_Given exercise_. Write out the listing exactly as it is given.

_Records for the exercise_.
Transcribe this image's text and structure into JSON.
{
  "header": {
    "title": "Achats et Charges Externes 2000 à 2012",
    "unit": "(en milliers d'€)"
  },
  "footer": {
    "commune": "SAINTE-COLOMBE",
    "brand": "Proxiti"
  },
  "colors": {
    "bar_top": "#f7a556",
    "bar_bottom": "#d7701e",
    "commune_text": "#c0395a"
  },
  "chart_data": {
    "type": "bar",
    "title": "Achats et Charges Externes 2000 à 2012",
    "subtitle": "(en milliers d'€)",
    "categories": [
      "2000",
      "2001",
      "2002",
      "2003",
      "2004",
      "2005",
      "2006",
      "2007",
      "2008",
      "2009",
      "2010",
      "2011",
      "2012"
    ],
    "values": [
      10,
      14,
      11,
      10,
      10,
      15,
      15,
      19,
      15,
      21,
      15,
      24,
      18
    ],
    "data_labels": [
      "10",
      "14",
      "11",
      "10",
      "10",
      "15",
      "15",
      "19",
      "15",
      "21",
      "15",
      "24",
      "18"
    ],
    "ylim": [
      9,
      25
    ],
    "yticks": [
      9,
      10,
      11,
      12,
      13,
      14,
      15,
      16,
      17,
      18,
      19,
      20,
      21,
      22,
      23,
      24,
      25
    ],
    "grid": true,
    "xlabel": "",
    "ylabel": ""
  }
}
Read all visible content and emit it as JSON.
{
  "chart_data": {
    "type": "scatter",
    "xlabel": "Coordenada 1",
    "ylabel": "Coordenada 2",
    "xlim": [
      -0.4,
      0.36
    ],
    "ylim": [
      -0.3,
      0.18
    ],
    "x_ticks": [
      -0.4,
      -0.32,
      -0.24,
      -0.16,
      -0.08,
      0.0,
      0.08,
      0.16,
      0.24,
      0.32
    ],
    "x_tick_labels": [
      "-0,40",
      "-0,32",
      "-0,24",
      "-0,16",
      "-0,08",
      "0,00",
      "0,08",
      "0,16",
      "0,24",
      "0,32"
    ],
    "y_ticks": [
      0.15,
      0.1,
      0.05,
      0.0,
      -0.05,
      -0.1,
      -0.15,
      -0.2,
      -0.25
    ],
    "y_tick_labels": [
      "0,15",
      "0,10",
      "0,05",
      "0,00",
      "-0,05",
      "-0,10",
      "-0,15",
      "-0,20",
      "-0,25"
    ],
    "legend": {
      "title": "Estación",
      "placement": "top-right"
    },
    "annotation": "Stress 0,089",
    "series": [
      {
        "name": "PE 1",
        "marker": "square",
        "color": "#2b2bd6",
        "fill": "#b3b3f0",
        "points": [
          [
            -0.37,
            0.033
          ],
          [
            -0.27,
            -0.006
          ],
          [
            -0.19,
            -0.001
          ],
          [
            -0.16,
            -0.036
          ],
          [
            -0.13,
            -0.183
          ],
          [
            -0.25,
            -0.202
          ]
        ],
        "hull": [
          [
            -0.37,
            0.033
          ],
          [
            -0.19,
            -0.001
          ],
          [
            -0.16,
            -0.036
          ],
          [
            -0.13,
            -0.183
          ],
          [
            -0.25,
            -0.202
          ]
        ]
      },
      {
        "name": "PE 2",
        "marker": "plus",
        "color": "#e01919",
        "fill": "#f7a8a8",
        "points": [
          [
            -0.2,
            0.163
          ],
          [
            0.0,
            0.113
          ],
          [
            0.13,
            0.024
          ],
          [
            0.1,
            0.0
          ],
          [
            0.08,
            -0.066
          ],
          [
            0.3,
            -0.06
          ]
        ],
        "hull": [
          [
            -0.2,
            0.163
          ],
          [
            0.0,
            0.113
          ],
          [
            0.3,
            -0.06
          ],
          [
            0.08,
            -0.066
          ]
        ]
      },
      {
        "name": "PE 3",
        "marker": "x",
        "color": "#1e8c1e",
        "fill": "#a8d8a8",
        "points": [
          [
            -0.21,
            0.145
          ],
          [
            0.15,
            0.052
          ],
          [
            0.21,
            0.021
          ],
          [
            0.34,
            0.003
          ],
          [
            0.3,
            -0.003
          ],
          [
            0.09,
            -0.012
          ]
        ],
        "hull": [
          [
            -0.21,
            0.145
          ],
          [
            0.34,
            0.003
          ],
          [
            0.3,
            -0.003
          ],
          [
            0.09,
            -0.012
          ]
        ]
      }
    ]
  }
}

_Completed exercise_.
Transcribe this image's text and structure into JSON.
{
  "header": {
    "title": "Achats et Charges Externes 2000 à 2012",
    "unit": "(en milliers d'€)"
  },
  "footer": {
    "commune": "SAINTE-COLOMBE",
    "brand": "Proxiti"
  },
  "colors": {
    "bar_top": "#f7a556",
    "bar_bottom": "#d7701e",
    "commune_text": "#c0395a"
  },
  "chart_data": {
    "type": "bar",
    "title": "Achats et Charges Externes 2000 à 2012",
    "subtitle": "(en milliers d'€)",
    "categories": [
      "2000",
      "2001",
      "2002",
      "2003",
      "2004",
      "2005",
      "2006",
      "2007",
      "2008",
      "2009",
      "2010",
      "2011",
      "2012"
    ],
    "values": [
      10,
      14,
      11,
      10,
      10,
      15,
      15,
      19,
      15,
      21,
      15,
      24,
      18
    ],
    "data_labels": [
      "10",
      "14",
      "11",
      "10",
      "10",
      "15",
      "15",
      "19",
      "15",
      "21",
      "15",
      "24",
      "18"
    ],
    "ylim": [
      9,
      25
    ],
    "yticks": [
      9,
      10,
      11,
      12,
      13,
      14,
      15,
      16,
      17,
      18,
      19,
      20,
      21,
      22,
      23,
      24,
      25
    ],
    "grid": true,
    "xlabel": "",
    "ylabel": ""
  }
}
Read all visible content and emit it as JSON.
{
  "chart_data": {
    "type": "scatter",
    "xlabel": "Coordenada 1",
    "ylabel": "Coordenada 2",
    "xlim": [
      -0.4,
      0.36
    ],
    "ylim": [
      -0.3,
      0.18
    ],
    "x_ticks": [
      -0.4,
      -0.32,
      -0.24,
      -0.16,
      -0.08,
      0.0,
      0.08,
      0.16,
      0.24,
      0.32
    ],
    "x_tick_labels": [
      "-0,40",
      "-0,32",
      "-0,24",
      "-0,16",
      "-0,08",
      "0,00",
      "0,08",
      "0,16",
      "0,24",
      "0,32"
    ],
    "y_ticks": [
      0.15,
      0.1,
      0.05,
      0.0,
      -0.05,
      -0.1,
      -0.15,
      -0.2,
      -0.25
    ],
    "y_tick_labels": [
      "0,15",
      "0,10",
      "0,05",
      "0,00",
      "-0,05",
      "-0,10",
      "-0,15",
      "-0,20",
      "-0,25"
    ],
    "legend": {
      "title": "Estación",
      "placement": "top-right"
    },
    "annotation": "Stress 0,089",
    "series": [
      {
        "name": "PE 1",
        "marker": "square",
        "color": "#2b2bd6",
        "fill": "#b3b3f0",
        "points": [
          [
            -0.37,
            0.033
          ],
          [
            -0.27,
            -0.006
          ],
          [
            -0.19,
            -0.001
          ],
          [
            -0.16,
            -0.036
          ],
          [
            -0.13,
            -0.183
          ],
          [
            -0.25,
            -0.202
          ]
        ],
        "hull": [
          [
            -0.37,
            0.033
          ],
          [
            -0.19,
            -0.001
          ],
          [
            -0.16,
            -0.036
          ],
          [
            -0.13,
            -0.183
          ],
          [
            -0.25,
            -0.202
          ]
        ]
      },
      {
        "name": "PE 2",
        "marker": "plus",
        "color": "#e01919",
        "fill": "#f7a8a8",
        "points": [
          [
            -0.2,
            0.163
          ],
          [
            0.0,
            0.113
          ],
          [
            0.13,
            0.024
          ],
          [
            0.1,
            0.0
          ],
          [
            0.08,
            -0.066
          ],
          [
            0.3,
            -0.06
          ]
        ],
        "hull": [
          [
            -0.2,
            0.163
          ],
          [
            0.0,
            0.113
          ],
          [
            0.3,
            -0.06
          ],
          [
            0.08,
            -0.066
          ]
        ]
      },
      {
        "name": "PE 3",
        "marker": "x",
        "color": "#1e8c1e",
        "fill": "#a8d8a8",
        "points": [
          [
            -0.21,
            0.145
          ],
          [
            0.15,
            0.052
          ],
          [
            0.21,
            0.021
          ],
          [
            0.34,
            0.003
          ],
          [
            0.3,
            -0.003
          ],
          [
            0.09,
            -0.012
          ]
        ],
        "hull": [
          [
            -0.21,
            0.145
          ],
          [
            0.34,
            0.003
          ],
          [
            0.3,
            -0.003
          ],
          [
            0.09,
            -0.012
          ]
        ]
      }
    ]
  }
}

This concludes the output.